Written problem: List each line of the data that holds the string "name", please.

○ ○ ○

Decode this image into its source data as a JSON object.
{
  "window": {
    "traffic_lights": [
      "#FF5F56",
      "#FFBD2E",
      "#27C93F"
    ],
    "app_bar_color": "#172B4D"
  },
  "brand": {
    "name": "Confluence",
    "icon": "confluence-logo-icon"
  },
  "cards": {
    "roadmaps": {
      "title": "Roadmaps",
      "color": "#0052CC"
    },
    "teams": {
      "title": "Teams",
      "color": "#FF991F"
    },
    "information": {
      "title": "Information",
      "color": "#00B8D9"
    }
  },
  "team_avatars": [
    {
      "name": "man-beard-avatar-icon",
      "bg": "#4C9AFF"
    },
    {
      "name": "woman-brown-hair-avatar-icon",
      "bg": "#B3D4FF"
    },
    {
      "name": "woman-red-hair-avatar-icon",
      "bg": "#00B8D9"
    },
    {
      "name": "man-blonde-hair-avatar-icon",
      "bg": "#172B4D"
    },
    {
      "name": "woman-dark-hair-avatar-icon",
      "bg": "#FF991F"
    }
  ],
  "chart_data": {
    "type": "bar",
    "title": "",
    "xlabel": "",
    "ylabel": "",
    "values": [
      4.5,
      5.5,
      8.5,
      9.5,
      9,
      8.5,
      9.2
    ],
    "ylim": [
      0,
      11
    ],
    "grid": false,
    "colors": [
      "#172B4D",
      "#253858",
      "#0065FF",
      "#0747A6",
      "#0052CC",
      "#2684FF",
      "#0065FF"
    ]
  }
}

○ ○ ○

Exercise solution:
    "name": "Confluence",
      "name": "man-beard-avatar-icon",
      "name": "woman-brown-hair-avatar-icon",
      "name": "woman-red-hair-avatar-icon",
      "name": "man-blonde-hair-avatar-icon",
      "name": "woman-dark-hair-avatar-icon",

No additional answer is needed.